• _WHAT THE TASK ASKS_: Go through the entries and say how many lines contain the string "efternamn". The number is the whole answer.

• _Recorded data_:
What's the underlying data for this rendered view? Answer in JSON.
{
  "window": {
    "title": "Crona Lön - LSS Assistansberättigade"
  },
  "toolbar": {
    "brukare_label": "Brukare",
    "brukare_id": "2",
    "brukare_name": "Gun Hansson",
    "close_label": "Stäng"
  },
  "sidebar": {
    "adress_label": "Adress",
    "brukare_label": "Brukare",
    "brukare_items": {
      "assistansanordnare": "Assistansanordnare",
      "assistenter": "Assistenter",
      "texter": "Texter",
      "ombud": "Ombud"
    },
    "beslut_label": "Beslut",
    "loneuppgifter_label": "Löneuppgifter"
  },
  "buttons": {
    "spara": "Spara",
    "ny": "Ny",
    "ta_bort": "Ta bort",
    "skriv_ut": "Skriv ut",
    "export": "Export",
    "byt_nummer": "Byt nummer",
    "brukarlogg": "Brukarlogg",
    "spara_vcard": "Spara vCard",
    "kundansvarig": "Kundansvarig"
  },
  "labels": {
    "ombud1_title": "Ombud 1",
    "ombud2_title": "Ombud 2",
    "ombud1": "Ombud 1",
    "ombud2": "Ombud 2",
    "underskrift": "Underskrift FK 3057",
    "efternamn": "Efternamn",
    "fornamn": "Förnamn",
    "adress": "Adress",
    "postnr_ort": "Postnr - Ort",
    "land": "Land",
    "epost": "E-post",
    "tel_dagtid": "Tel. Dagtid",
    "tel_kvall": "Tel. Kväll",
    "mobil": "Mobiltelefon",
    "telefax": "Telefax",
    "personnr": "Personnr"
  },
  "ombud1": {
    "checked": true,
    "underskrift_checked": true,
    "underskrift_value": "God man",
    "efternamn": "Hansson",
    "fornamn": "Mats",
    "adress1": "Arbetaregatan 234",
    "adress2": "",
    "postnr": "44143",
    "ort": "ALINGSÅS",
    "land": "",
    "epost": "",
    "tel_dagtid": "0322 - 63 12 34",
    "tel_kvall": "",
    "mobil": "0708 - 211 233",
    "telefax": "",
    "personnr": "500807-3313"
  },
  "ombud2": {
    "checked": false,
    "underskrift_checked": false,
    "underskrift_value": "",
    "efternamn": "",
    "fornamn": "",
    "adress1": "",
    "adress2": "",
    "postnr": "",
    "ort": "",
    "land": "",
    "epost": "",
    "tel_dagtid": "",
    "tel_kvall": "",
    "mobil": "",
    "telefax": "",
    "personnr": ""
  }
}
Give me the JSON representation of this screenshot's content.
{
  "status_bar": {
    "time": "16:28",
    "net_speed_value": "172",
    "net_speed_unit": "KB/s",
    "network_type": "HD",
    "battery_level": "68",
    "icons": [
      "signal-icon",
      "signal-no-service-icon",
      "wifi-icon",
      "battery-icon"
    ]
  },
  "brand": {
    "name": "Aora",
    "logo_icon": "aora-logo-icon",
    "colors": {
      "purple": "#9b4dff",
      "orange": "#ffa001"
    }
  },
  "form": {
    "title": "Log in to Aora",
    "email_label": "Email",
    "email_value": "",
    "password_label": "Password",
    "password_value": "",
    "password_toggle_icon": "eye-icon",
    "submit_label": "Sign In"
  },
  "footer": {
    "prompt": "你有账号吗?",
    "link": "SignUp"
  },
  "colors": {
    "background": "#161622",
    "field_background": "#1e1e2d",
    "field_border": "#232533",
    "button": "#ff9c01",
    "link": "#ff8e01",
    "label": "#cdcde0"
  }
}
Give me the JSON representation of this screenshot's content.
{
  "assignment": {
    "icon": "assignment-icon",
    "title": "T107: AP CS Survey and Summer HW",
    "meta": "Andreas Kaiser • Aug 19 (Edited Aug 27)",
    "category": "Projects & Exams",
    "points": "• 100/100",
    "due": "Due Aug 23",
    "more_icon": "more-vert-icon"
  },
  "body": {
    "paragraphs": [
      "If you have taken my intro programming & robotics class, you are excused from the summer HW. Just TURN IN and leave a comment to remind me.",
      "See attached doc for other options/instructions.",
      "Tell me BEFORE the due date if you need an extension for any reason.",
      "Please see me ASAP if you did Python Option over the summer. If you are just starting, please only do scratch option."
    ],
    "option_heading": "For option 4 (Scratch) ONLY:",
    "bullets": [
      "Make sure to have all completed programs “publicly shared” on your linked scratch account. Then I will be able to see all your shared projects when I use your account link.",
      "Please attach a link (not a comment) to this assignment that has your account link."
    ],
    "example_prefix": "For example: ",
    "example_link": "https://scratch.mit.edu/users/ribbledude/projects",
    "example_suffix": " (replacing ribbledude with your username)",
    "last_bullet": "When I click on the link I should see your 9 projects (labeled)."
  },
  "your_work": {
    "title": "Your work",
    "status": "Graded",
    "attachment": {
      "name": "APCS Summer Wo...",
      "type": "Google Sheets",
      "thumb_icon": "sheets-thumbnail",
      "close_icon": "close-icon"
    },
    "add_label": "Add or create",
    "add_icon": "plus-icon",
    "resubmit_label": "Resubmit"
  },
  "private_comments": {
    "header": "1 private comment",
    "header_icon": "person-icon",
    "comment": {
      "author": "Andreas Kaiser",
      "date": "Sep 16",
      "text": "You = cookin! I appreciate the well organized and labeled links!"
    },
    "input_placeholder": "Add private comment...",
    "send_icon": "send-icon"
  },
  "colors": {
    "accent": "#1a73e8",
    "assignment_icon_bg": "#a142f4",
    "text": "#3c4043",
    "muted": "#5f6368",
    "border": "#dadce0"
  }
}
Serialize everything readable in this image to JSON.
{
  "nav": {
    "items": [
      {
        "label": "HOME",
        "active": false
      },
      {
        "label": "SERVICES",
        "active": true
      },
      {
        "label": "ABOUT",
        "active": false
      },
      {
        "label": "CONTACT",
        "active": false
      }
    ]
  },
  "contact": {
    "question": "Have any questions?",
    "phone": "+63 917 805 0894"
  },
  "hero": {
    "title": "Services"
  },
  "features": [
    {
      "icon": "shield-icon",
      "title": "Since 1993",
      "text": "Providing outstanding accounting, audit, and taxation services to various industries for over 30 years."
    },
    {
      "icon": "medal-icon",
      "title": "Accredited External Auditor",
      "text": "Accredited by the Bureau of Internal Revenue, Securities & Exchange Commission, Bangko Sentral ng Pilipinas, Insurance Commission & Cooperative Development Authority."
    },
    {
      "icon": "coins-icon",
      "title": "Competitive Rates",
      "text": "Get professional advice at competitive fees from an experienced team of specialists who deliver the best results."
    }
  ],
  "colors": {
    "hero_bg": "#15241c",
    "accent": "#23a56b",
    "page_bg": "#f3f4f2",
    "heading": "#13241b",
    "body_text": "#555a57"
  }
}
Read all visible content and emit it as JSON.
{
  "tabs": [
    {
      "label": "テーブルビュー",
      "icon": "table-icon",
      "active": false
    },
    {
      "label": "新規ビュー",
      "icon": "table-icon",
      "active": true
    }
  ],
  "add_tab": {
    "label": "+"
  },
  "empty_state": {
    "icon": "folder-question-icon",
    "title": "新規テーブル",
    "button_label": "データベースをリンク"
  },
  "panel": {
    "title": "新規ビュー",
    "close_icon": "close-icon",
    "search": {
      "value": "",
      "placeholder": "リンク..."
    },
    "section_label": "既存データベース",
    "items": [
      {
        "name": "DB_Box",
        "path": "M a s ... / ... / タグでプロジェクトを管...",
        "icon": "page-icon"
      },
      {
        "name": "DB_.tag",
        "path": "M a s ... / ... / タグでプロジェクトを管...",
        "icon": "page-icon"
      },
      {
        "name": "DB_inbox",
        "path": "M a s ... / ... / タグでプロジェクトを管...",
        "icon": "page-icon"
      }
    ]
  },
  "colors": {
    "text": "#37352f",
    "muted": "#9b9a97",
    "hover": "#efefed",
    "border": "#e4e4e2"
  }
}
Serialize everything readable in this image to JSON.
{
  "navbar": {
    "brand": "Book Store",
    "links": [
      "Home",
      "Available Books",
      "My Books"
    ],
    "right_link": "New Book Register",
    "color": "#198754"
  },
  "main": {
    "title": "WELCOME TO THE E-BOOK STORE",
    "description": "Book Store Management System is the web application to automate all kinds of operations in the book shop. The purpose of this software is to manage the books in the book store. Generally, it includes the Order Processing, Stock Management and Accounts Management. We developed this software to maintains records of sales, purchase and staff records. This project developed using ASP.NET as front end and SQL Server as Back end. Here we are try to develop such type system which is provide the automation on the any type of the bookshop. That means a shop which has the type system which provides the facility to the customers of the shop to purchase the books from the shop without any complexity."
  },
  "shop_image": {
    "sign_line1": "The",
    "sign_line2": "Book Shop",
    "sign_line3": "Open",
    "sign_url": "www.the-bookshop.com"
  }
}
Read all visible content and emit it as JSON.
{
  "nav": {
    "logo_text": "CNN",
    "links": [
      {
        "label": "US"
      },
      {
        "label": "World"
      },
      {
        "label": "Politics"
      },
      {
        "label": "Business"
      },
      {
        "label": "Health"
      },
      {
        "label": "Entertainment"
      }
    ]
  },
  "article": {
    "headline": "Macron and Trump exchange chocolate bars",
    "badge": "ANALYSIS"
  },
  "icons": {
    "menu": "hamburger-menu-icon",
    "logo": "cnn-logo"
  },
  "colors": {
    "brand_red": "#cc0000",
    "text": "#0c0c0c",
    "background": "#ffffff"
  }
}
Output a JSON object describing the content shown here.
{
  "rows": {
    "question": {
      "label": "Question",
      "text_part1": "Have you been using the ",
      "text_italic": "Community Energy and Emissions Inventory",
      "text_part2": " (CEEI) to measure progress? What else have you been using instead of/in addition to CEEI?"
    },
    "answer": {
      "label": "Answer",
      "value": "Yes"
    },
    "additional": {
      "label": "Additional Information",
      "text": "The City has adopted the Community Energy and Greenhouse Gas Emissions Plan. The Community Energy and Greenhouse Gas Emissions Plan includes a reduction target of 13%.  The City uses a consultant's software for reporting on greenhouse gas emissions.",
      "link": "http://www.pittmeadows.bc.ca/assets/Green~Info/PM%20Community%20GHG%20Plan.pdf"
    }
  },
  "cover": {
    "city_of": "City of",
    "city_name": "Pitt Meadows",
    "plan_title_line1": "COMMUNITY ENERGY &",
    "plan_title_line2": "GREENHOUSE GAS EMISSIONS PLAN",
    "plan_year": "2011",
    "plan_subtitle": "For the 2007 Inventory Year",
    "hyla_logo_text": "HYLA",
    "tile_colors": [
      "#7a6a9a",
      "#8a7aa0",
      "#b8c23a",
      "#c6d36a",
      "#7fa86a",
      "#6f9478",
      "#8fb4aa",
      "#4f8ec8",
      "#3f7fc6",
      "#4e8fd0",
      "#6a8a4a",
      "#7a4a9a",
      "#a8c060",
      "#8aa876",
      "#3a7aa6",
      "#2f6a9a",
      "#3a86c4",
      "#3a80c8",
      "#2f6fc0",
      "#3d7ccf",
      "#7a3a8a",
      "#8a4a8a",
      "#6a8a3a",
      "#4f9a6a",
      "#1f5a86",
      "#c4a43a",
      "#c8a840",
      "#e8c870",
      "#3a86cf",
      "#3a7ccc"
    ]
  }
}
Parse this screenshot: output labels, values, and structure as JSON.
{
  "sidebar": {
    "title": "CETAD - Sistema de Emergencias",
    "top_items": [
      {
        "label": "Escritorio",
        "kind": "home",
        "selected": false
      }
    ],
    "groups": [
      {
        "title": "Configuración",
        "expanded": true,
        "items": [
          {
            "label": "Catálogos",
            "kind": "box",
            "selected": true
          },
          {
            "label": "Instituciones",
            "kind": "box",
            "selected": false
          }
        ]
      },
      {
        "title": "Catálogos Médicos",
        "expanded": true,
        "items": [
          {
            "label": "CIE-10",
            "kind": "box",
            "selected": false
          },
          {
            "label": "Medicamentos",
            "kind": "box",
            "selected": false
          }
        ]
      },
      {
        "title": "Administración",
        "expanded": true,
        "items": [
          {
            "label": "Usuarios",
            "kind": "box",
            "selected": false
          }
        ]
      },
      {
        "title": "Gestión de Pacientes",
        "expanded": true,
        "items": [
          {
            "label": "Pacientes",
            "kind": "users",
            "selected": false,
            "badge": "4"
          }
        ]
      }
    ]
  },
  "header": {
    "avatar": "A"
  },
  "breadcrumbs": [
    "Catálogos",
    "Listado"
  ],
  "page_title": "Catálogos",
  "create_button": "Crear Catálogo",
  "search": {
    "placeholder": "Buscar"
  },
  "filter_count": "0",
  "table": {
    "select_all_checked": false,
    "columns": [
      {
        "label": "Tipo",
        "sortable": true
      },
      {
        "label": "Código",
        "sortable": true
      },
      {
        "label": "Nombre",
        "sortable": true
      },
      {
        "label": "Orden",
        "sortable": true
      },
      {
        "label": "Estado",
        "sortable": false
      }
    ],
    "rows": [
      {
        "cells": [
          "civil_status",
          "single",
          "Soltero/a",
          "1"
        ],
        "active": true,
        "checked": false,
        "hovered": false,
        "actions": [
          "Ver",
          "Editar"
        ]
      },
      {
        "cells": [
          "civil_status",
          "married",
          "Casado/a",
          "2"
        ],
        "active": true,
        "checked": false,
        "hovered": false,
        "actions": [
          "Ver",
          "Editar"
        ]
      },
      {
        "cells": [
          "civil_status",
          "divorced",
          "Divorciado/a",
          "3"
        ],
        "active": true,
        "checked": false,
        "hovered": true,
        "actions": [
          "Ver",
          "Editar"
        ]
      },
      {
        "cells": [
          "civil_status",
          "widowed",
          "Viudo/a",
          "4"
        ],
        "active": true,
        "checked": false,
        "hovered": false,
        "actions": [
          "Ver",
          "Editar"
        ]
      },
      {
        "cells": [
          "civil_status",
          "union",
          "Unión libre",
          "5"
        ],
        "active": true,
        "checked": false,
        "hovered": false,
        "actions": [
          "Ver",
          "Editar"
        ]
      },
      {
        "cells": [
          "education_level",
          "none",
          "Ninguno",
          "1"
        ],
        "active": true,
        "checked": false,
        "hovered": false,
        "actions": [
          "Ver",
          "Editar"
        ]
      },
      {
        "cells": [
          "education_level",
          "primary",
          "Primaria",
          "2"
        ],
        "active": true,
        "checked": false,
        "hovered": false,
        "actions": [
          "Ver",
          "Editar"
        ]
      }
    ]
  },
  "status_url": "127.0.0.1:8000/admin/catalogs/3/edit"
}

• _ANSWER BELOW_: 3